▸ **Data entries**:
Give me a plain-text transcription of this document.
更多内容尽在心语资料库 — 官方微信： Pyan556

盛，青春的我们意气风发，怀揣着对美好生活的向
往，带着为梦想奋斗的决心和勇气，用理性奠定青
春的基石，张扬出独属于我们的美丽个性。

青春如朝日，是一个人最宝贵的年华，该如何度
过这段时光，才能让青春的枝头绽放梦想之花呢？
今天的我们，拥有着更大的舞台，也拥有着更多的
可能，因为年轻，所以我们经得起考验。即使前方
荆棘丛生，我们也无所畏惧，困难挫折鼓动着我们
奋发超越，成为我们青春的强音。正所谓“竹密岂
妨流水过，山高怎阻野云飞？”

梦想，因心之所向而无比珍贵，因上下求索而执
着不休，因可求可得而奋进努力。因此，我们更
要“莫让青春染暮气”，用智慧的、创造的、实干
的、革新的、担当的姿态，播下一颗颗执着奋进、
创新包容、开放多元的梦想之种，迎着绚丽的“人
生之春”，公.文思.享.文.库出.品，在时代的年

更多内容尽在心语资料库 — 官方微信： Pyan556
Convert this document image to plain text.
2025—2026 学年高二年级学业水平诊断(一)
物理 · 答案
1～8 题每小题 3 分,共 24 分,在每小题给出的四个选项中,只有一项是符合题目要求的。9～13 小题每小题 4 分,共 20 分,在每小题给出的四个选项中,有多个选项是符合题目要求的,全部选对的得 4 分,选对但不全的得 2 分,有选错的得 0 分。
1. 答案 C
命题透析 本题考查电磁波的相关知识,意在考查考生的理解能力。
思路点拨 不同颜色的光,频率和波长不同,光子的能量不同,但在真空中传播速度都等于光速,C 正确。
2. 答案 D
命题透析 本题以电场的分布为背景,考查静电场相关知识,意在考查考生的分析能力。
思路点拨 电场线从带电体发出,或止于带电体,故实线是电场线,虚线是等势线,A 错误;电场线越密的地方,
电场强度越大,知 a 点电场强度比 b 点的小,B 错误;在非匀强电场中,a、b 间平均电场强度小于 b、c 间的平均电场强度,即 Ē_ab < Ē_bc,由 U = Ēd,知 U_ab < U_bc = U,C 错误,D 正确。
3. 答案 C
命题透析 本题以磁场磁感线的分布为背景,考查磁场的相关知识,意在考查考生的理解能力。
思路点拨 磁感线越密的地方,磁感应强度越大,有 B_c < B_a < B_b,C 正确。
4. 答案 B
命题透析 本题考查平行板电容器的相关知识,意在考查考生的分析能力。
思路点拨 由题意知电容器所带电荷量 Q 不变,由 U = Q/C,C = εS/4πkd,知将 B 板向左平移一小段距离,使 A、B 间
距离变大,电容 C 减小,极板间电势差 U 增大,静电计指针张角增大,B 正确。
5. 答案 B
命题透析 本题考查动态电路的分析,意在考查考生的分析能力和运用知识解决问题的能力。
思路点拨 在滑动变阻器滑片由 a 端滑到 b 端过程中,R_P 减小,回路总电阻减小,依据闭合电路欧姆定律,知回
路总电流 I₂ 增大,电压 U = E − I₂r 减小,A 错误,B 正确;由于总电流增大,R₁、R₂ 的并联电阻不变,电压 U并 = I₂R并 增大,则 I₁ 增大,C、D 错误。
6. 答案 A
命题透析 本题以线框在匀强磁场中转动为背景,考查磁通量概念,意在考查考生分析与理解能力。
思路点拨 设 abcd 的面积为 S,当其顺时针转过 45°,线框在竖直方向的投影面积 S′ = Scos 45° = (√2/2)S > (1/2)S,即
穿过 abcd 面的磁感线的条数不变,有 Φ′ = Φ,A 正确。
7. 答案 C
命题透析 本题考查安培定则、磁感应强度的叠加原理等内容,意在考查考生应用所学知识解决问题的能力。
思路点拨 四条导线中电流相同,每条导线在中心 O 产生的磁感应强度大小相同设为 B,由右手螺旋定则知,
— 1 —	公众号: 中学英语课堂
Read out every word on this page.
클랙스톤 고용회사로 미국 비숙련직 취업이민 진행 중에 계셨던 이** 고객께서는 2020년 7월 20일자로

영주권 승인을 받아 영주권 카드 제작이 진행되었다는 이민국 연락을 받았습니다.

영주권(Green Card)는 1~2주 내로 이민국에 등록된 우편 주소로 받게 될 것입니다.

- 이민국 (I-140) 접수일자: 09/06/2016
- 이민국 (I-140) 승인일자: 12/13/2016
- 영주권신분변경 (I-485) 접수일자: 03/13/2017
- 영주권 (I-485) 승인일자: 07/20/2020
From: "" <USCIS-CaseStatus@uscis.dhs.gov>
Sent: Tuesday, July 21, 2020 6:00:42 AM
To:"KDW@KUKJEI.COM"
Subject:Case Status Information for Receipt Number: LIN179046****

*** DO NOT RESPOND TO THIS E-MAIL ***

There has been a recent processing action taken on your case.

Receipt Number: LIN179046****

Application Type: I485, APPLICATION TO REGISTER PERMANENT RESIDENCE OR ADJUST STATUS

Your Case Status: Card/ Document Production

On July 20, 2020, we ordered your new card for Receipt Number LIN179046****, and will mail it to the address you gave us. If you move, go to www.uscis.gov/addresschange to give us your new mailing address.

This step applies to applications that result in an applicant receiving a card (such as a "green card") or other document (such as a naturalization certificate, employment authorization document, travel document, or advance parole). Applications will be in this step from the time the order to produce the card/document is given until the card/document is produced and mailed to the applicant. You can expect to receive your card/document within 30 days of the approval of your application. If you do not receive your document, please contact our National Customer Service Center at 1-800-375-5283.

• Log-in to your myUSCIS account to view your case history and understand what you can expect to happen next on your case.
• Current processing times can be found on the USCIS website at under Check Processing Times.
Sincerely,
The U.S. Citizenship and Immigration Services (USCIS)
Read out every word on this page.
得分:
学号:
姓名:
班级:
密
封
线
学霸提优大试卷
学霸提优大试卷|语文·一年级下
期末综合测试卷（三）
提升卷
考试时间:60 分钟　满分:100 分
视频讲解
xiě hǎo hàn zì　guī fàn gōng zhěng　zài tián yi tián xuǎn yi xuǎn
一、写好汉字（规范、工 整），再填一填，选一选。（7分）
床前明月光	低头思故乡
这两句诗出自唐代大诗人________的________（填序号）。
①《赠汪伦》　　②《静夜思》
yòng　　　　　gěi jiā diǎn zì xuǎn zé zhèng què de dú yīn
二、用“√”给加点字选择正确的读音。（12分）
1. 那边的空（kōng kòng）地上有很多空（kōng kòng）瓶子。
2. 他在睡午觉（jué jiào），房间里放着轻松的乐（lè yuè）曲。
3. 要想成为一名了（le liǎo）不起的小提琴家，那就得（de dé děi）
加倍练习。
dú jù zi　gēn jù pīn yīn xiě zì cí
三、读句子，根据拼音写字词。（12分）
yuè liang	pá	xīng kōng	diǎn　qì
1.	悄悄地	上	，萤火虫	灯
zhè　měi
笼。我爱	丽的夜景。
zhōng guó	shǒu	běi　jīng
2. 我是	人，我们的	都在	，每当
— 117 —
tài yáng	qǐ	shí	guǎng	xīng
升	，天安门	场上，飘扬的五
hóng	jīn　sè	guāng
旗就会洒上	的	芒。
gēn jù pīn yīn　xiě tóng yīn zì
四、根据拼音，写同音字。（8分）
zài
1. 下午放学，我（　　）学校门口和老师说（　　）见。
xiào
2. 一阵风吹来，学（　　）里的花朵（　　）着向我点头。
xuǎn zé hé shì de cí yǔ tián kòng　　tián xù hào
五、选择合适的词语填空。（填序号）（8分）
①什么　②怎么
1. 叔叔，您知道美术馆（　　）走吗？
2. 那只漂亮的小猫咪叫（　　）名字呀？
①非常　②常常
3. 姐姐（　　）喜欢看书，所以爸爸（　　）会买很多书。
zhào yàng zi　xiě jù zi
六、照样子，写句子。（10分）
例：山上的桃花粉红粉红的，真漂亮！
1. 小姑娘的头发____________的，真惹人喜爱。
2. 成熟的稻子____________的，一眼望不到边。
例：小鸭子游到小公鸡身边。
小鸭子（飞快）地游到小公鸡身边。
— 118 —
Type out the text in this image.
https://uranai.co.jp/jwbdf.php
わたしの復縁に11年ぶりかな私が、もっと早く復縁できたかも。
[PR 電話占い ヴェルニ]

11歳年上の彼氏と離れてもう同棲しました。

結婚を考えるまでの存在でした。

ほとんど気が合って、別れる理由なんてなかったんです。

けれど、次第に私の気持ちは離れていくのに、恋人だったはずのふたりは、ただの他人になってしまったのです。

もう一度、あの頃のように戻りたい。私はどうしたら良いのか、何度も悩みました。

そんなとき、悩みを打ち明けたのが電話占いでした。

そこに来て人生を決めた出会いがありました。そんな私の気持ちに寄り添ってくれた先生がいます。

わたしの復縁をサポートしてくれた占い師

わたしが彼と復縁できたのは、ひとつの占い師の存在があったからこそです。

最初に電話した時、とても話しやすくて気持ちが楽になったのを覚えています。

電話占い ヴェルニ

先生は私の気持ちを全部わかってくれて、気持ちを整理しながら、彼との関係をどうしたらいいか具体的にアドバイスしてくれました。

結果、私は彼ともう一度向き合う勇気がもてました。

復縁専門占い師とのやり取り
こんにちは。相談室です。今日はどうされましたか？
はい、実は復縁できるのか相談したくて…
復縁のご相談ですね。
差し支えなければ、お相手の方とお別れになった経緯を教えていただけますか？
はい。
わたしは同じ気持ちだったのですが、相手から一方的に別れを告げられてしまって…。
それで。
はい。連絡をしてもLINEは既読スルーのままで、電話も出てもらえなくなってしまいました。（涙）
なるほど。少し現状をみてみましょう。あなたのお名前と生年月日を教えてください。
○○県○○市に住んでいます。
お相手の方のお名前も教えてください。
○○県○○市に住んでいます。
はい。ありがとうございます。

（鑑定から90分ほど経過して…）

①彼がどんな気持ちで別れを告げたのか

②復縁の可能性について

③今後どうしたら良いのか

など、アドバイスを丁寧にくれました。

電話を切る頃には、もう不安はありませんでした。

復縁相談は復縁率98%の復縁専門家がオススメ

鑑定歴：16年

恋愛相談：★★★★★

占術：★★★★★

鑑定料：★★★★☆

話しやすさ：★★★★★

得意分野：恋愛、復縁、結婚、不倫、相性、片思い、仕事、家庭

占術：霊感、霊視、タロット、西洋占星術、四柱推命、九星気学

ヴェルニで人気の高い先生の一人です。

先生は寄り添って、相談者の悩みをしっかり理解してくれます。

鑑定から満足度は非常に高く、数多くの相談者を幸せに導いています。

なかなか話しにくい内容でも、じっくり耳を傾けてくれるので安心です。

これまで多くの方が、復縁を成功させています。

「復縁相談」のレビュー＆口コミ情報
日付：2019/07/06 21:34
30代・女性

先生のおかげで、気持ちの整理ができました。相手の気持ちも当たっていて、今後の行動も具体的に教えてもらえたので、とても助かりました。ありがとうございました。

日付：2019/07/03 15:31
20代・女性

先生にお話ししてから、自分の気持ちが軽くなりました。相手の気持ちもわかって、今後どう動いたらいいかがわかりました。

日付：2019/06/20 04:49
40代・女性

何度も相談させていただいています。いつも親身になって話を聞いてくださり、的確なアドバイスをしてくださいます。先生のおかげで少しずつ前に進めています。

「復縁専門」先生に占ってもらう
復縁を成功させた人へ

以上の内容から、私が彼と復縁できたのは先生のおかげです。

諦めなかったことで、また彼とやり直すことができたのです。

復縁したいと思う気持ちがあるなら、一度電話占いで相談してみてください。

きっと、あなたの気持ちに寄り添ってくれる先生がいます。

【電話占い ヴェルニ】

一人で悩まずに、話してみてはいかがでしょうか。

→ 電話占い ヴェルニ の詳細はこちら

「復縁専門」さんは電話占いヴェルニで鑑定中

▸ **Work required**:
Answer only with how many lines in the records include "July".

▸ **Response to this exercise**:
2